Instructions for the task:
Establish how many lines in the material include the string "Division" and report it as a lone number.

Dataset:
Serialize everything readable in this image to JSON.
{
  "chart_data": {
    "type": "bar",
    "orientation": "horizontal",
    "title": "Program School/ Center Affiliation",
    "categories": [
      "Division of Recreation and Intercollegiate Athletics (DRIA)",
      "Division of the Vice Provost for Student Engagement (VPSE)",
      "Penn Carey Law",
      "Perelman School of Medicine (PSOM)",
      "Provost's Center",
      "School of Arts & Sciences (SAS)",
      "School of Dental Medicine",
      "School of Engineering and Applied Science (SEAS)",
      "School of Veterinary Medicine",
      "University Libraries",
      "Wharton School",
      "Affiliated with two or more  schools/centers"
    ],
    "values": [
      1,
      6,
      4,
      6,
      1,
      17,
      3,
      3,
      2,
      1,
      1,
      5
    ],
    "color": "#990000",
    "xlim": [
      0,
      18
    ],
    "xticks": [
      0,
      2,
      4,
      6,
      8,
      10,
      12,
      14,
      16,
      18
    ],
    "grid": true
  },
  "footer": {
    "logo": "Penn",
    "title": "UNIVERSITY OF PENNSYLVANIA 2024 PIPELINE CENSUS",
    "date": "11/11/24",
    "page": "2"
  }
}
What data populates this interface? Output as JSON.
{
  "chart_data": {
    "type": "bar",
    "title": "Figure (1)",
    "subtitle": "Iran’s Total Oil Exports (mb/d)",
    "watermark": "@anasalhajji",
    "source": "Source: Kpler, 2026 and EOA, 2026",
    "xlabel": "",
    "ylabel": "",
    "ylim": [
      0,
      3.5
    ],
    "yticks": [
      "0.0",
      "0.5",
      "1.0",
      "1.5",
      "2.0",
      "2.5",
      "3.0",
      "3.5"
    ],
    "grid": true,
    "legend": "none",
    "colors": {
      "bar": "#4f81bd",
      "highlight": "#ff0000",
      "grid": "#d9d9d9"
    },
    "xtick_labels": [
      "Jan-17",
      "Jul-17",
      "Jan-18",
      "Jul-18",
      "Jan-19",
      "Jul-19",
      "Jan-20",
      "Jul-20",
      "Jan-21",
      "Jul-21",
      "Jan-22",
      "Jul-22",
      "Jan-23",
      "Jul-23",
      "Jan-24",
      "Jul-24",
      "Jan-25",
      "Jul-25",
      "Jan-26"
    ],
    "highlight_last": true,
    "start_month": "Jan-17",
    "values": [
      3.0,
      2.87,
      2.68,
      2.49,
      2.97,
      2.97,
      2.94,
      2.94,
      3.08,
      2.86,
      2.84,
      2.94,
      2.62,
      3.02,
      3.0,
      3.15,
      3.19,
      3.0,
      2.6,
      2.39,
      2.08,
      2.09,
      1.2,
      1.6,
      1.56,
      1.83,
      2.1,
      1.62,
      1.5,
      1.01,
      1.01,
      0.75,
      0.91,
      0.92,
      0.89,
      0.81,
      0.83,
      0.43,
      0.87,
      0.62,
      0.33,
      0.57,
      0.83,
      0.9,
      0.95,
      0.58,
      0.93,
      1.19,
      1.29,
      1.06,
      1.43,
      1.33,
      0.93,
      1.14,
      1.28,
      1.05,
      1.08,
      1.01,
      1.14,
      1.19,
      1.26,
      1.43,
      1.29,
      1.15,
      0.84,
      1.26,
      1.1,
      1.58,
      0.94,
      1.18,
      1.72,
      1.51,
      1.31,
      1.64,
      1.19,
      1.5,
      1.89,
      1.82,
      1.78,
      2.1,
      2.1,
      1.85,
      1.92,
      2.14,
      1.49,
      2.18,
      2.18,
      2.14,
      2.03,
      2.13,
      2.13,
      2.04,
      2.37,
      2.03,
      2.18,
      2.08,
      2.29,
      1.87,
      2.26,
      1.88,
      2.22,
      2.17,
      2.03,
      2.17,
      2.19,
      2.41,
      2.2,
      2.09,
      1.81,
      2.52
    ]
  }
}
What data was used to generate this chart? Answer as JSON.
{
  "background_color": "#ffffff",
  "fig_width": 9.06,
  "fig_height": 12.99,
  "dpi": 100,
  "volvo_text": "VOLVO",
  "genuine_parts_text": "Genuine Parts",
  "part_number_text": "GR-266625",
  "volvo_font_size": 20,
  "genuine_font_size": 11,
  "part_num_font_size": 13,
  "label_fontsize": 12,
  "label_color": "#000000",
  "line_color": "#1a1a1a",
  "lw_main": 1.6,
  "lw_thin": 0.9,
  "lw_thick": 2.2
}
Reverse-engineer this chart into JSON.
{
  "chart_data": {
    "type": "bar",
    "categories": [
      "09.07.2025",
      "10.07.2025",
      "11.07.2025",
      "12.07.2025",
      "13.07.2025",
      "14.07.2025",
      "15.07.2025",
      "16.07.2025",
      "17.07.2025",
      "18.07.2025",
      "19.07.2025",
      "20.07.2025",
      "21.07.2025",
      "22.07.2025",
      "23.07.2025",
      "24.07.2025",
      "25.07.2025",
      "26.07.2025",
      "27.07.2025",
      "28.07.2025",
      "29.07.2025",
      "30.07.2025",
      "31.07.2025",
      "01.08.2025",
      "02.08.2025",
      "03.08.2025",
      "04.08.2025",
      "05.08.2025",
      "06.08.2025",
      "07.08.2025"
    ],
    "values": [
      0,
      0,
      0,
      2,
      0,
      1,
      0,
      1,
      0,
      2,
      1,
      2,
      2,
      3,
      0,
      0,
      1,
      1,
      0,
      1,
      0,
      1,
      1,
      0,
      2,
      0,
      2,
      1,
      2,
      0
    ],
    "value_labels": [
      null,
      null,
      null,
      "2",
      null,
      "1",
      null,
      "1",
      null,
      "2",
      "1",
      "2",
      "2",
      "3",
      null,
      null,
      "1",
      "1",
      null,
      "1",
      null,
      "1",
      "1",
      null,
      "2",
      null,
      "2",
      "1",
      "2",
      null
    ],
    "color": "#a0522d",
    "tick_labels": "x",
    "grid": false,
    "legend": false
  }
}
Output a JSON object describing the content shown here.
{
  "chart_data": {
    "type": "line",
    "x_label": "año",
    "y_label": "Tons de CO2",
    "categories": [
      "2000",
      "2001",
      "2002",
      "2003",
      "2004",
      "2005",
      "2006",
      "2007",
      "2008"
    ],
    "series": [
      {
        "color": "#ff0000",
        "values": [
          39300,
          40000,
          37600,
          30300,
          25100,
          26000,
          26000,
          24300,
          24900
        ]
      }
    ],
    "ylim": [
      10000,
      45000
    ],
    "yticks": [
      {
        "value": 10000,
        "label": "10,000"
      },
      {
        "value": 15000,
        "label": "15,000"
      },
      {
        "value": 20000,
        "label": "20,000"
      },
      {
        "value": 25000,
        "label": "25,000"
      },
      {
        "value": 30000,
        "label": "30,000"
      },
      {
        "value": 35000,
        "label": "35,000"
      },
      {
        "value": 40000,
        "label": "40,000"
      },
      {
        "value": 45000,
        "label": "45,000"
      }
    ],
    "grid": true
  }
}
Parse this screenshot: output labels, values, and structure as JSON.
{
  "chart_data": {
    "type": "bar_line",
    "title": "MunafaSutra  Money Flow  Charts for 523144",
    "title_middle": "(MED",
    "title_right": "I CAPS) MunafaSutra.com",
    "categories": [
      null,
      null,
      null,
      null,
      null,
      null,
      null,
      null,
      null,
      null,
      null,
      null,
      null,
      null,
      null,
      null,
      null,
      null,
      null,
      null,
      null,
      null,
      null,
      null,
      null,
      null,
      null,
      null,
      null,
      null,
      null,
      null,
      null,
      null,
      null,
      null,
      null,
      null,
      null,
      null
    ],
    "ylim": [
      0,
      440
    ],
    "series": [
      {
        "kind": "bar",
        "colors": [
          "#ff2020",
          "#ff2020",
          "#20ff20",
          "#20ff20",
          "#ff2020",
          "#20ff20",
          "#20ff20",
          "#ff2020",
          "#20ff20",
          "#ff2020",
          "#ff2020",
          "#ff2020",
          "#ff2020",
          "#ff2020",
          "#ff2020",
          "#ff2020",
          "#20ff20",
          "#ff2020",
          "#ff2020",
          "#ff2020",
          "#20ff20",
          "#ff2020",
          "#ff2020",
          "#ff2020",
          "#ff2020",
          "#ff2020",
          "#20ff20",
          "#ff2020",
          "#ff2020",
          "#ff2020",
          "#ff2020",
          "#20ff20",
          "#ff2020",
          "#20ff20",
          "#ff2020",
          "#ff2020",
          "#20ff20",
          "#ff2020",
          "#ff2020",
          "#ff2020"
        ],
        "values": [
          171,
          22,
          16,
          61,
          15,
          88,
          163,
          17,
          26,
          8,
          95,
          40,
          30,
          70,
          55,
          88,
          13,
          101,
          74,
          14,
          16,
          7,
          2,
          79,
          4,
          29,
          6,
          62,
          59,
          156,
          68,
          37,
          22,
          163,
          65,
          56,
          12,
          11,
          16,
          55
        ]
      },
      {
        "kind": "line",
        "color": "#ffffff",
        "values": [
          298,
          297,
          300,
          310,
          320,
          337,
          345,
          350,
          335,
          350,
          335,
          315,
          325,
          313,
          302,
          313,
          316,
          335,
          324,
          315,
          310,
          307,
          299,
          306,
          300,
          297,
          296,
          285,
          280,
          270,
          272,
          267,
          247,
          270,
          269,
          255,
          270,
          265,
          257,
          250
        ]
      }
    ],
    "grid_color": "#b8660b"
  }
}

Exercise result:
2